▶ **Your objective**
Reproduce every entry exactly as shown.

▶ **Records supplied**
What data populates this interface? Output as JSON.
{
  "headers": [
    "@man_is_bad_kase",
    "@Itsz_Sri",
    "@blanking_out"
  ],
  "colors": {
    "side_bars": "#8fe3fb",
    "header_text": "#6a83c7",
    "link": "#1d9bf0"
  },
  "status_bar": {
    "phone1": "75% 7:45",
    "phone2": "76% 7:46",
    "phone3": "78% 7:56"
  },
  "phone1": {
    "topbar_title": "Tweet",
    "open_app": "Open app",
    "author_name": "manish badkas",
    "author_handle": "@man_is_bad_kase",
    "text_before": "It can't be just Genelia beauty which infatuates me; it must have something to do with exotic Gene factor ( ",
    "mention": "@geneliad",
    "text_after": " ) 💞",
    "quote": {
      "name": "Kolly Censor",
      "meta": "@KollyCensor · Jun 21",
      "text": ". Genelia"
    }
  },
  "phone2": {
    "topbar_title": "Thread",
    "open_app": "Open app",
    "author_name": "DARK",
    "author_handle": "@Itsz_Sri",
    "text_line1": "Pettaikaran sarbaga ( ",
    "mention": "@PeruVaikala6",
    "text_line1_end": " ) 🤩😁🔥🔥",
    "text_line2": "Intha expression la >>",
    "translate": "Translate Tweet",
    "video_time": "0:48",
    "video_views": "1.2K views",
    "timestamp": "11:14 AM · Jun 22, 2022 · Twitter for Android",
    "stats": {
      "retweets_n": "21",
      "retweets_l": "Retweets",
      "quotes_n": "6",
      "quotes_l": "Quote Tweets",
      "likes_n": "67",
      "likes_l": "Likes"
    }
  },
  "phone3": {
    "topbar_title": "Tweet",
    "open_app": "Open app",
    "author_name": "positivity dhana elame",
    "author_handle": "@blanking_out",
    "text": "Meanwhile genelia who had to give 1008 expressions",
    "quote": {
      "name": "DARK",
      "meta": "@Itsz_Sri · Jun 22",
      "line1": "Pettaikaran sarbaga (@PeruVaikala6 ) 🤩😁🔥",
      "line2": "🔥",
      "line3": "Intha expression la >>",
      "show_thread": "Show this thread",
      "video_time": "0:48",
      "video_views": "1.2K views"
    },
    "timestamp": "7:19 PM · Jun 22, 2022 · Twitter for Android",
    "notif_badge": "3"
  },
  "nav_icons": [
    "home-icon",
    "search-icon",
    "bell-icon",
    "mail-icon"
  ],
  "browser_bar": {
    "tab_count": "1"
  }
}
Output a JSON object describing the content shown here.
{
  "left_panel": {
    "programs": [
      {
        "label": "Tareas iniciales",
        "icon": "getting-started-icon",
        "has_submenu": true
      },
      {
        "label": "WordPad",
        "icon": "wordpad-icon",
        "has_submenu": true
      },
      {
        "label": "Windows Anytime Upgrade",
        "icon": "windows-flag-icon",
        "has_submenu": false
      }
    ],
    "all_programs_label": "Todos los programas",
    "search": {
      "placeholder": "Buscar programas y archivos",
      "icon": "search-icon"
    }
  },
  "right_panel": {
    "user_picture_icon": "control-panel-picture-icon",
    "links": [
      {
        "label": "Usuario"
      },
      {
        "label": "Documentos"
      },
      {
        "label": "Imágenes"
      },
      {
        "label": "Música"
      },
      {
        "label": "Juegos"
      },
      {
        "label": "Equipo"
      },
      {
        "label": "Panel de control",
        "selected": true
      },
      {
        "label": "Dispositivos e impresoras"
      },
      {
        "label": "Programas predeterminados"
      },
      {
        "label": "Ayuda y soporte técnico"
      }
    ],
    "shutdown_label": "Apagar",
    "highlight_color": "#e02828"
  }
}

▶ **Response to this exercise**
What data populates this interface? Output as JSON.
{
  "headers": [
    "@man_is_bad_kase",
    "@Itsz_Sri",
    "@blanking_out"
  ],
  "colors": {
    "side_bars": "#8fe3fb",
    "header_text": "#6a83c7",
    "link": "#1d9bf0"
  },
  "status_bar": {
    "phone1": "75% 7:45",
    "phone2": "76% 7:46",
    "phone3": "78% 7:56"
  },
  "phone1": {
    "topbar_title": "Tweet",
    "open_app": "Open app",
    "author_name": "manish badkas",
    "author_handle": "@man_is_bad_kase",
    "text_before": "It can't be just Genelia beauty which infatuates me; it must have something to do with exotic Gene factor ( ",
    "mention": "@geneliad",
    "text_after": " ) 💞",
    "quote": {
      "name": "Kolly Censor",
      "meta": "@KollyCensor · Jun 21",
      "text": ". Genelia"
    }
  },
  "phone2": {
    "topbar_title": "Thread",
    "open_app": "Open app",
    "author_name": "DARK",
    "author_handle": "@Itsz_Sri",
    "text_line1": "Pettaikaran sarbaga ( ",
    "mention": "@PeruVaikala6",
    "text_line1_end": " ) 🤩😁🔥🔥",
    "text_line2": "Intha expression la >>",
    "translate": "Translate Tweet",
    "video_time": "0:48",
    "video_views": "1.2K views",
    "timestamp": "11:14 AM · Jun 22, 2022 · Twitter for Android",
    "stats": {
      "retweets_n": "21",
      "retweets_l": "Retweets",
      "quotes_n": "6",
      "quotes_l": "Quote Tweets",
      "likes_n": "67",
      "likes_l": "Likes"
    }
  },
  "phone3": {
    "topbar_title": "Tweet",
    "open_app": "Open app",
    "author_name": "positivity dhana elame",
    "author_handle": "@blanking_out",
    "text": "Meanwhile genelia who had to give 1008 expressions",
    "quote": {
      "name": "DARK",
      "meta": "@Itsz_Sri · Jun 22",
      "line1": "Pettaikaran sarbaga (@PeruVaikala6 ) 🤩😁🔥",
      "line2": "🔥",
      "line3": "Intha expression la >>",
      "show_thread": "Show this thread",
      "video_time": "0:48",
      "video_views": "1.2K views"
    },
    "timestamp": "7:19 PM · Jun 22, 2022 · Twitter for Android",
    "notif_badge": "3"
  },
  "nav_icons": [
    "home-icon",
    "search-icon",
    "bell-icon",
    "mail-icon"
  ],
  "browser_bar": {
    "tab_count": "1"
  }
}
Output a JSON object describing the content shown here.
{
  "left_panel": {
    "programs": [
      {
        "label": "Tareas iniciales",
        "icon": "getting-started-icon",
        "has_submenu": true
      },
      {
        "label": "WordPad",
        "icon": "wordpad-icon",
        "has_submenu": true
      },
      {
        "label": "Windows Anytime Upgrade",
        "icon": "windows-flag-icon",
        "has_submenu": false
      }
    ],
    "all_programs_label": "Todos los programas",
    "search": {
      "placeholder": "Buscar programas y archivos",
      "icon": "search-icon"
    }
  },
  "right_panel": {
    "user_picture_icon": "control-panel-picture-icon",
    "links": [
      {
        "label": "Usuario"
      },
      {
        "label": "Documentos"
      },
      {
        "label": "Imágenes"
      },
      {
        "label": "Música"
      },
      {
        "label": "Juegos"
      },
      {
        "label": "Equipo"
      },
      {
        "label": "Panel de control",
        "selected": true
      },
      {
        "label": "Dispositivos e impresoras"
      },
      {
        "label": "Programas predeterminados"
      },
      {
        "label": "Ayuda y soporte técnico"
      }
    ],
    "shutdown_label": "Apagar",
    "highlight_color": "#e02828"
  }
}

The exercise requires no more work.